Written exercise
Find the lines with "귀원에서는" in them and copy them out.

───── Provided material

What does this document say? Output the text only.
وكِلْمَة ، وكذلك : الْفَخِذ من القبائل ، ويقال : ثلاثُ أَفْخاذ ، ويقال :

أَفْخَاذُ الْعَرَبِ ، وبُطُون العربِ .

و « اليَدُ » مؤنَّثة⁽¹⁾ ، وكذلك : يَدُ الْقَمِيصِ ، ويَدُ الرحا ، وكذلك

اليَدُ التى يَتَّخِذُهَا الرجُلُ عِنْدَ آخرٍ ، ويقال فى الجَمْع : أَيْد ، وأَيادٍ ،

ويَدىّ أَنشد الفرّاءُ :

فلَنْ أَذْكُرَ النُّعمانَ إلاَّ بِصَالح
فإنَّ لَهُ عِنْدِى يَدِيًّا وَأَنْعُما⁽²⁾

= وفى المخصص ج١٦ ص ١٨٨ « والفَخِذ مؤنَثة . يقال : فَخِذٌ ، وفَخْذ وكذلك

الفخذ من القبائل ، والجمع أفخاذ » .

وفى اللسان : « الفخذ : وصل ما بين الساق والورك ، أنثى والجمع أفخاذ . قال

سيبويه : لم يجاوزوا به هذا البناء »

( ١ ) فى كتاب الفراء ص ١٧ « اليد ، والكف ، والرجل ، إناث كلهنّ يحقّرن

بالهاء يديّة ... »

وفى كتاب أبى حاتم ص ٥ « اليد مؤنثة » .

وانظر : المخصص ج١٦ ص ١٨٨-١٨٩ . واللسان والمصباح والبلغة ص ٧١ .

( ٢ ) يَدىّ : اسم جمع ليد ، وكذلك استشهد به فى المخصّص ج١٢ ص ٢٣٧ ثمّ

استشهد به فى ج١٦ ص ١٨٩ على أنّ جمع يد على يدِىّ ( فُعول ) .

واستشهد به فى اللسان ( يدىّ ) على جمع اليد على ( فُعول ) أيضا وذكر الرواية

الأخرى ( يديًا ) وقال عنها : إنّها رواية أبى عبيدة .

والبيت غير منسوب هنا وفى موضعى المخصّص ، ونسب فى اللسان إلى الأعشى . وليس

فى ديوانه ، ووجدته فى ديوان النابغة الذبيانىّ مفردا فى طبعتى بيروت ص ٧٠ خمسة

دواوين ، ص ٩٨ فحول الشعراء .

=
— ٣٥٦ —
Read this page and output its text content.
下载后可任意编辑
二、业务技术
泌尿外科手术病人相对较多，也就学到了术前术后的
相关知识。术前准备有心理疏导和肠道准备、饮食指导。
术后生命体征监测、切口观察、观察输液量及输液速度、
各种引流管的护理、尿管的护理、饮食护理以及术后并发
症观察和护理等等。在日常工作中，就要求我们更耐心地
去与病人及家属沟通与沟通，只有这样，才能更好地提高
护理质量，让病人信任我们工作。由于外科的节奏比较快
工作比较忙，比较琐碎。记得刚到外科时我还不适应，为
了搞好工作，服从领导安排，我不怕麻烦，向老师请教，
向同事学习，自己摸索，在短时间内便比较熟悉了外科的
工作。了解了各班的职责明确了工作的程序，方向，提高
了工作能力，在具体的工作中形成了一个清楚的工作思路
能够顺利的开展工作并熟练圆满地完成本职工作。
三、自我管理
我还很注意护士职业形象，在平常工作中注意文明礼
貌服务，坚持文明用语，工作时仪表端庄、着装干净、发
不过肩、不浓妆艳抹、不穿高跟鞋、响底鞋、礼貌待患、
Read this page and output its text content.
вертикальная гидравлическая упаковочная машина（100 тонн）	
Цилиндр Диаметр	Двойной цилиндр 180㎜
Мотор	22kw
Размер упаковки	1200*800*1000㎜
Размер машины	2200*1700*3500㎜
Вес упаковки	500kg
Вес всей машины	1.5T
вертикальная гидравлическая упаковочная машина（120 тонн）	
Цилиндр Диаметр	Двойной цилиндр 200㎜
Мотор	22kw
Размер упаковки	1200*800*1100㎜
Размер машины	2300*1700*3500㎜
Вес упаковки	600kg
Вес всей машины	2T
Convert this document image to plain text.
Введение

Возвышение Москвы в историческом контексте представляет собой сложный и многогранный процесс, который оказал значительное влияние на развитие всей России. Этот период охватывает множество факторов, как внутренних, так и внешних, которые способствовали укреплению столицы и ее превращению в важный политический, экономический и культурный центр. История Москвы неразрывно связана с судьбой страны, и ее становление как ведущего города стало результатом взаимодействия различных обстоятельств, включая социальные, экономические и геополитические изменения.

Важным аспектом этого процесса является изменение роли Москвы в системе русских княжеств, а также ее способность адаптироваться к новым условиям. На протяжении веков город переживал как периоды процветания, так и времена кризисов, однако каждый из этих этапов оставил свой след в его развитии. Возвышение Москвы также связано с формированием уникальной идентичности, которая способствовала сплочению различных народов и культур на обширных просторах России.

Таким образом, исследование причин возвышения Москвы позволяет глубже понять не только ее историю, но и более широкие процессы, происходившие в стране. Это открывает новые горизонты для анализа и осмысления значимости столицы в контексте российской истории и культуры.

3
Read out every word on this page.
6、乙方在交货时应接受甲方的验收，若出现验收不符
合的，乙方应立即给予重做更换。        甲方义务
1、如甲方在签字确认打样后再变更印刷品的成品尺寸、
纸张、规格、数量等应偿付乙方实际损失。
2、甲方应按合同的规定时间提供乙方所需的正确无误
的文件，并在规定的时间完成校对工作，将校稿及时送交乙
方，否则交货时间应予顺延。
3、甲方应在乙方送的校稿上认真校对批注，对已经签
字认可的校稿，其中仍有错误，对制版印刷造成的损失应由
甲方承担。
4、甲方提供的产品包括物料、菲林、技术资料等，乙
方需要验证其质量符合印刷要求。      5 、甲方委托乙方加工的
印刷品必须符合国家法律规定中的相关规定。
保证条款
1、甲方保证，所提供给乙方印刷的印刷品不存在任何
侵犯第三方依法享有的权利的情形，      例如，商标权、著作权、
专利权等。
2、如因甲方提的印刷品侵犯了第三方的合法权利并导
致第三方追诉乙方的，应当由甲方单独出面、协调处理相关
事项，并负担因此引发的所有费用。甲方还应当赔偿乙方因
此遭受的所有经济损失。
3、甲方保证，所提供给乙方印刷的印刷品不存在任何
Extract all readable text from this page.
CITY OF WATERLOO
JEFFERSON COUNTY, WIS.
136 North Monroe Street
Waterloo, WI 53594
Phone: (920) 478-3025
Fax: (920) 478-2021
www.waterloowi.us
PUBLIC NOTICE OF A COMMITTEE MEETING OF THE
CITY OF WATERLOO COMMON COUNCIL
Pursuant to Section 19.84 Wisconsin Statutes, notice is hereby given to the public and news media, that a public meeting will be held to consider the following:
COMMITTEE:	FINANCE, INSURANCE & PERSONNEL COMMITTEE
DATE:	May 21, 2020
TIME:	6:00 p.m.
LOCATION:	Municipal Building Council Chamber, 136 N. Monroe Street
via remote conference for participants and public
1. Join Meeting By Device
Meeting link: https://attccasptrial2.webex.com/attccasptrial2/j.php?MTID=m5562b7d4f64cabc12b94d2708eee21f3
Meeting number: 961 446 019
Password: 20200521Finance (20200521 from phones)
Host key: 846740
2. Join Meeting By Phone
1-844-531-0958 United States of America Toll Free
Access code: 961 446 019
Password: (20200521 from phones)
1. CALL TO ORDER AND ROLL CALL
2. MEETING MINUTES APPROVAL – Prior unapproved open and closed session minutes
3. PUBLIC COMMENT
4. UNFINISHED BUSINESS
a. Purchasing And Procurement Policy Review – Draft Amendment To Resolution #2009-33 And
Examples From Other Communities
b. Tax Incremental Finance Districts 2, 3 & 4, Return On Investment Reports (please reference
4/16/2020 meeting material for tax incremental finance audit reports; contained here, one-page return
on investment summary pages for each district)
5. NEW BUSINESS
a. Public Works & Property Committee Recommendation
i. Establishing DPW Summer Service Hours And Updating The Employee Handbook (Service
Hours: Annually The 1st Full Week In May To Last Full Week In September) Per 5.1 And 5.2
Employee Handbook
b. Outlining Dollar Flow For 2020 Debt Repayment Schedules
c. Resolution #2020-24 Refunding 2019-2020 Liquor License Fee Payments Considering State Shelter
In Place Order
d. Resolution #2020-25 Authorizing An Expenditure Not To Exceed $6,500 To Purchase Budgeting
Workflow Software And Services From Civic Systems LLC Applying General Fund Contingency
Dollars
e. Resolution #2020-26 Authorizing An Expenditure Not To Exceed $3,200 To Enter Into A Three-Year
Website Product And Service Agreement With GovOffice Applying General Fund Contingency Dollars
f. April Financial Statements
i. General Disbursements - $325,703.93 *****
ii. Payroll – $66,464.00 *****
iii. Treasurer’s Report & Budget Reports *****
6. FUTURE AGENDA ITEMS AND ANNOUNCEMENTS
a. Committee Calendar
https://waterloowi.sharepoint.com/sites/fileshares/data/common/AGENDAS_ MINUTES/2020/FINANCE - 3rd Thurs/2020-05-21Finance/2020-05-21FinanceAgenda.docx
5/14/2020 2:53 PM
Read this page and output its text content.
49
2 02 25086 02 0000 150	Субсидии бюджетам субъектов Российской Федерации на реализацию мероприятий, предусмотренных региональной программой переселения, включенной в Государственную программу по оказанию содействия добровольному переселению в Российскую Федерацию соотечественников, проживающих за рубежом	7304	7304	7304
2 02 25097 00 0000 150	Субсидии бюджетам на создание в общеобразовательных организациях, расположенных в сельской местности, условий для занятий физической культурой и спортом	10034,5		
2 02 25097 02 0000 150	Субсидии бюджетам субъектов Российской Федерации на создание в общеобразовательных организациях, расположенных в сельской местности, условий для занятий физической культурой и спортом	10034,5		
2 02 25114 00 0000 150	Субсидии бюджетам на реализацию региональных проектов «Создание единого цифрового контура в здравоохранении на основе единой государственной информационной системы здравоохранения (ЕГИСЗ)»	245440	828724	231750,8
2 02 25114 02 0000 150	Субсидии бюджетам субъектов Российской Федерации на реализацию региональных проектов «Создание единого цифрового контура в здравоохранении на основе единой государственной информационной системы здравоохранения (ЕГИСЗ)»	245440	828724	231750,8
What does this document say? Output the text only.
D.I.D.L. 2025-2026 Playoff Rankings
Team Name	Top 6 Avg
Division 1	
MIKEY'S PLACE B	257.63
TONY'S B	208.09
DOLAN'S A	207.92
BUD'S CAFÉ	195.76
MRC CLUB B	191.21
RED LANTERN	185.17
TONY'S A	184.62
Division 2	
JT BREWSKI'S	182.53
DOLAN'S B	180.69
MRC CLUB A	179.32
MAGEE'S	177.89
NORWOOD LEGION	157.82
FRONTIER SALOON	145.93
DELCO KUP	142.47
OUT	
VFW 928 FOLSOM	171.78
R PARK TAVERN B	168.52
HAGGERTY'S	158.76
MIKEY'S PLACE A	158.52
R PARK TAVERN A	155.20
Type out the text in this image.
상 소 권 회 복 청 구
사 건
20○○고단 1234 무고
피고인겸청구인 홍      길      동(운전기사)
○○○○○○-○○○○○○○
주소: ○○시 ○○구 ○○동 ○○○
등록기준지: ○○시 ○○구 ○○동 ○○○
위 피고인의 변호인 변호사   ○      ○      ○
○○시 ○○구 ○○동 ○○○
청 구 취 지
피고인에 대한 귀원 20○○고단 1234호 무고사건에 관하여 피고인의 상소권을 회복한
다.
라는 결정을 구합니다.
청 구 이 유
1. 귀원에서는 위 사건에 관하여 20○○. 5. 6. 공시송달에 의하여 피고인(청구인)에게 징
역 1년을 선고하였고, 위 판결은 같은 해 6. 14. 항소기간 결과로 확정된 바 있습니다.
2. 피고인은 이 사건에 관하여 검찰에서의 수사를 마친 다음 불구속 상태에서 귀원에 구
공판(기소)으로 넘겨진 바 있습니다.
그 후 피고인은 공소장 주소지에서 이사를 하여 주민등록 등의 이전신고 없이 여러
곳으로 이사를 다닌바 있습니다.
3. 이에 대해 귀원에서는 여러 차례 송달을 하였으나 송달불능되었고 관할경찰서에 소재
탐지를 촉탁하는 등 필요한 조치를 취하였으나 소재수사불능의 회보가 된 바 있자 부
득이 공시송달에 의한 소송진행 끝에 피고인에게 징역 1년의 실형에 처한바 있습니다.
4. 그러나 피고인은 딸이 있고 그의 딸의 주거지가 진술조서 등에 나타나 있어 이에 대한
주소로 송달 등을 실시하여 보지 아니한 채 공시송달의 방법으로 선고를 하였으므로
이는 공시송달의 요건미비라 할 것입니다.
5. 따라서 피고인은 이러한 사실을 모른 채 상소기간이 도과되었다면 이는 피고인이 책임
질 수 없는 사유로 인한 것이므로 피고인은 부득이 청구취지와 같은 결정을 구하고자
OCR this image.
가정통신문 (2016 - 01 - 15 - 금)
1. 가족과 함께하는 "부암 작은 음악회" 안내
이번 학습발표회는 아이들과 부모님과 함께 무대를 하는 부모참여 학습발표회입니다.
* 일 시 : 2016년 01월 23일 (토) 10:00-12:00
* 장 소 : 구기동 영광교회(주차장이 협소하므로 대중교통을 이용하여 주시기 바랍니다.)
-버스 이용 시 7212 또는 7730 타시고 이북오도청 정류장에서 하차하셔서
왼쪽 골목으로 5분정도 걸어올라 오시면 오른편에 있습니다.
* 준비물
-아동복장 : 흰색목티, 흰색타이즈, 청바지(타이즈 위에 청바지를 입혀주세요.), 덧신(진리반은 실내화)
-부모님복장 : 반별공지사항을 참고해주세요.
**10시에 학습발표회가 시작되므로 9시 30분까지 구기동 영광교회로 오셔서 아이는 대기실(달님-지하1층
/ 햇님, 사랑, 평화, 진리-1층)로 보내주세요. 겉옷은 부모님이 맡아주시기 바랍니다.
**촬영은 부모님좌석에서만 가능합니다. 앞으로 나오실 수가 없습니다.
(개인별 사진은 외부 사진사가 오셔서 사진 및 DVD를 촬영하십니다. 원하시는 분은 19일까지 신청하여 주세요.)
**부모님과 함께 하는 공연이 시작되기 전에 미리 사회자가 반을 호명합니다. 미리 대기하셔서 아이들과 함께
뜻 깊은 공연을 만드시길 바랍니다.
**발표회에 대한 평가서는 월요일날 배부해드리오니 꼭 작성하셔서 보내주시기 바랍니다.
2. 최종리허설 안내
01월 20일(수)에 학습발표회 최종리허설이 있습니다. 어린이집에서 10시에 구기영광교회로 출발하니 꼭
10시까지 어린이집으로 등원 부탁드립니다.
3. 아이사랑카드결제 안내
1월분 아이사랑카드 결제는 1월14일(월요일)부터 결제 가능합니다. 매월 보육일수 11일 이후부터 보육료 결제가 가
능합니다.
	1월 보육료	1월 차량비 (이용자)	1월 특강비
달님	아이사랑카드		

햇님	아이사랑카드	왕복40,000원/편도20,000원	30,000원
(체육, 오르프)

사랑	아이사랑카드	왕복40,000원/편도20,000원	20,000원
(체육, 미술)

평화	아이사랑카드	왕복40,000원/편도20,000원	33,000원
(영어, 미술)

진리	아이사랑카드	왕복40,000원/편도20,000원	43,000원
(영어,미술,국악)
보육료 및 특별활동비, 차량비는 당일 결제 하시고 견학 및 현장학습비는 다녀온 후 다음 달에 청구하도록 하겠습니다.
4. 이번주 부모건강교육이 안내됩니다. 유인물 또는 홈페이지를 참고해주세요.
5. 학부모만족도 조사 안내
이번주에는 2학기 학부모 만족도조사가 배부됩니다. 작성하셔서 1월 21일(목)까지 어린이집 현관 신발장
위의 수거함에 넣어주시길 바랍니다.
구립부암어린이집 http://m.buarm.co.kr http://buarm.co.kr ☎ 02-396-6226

──────────

The answer
1. 귀원에서는 위 사건에 관하여 20○○. 5. 6. 공시송달에 의하여 피고인(청구인)에게 징
3. 이에 대해 귀원에서는 여러 차례 송달을 하였으나 송달불능되었고 관할경찰서에 소재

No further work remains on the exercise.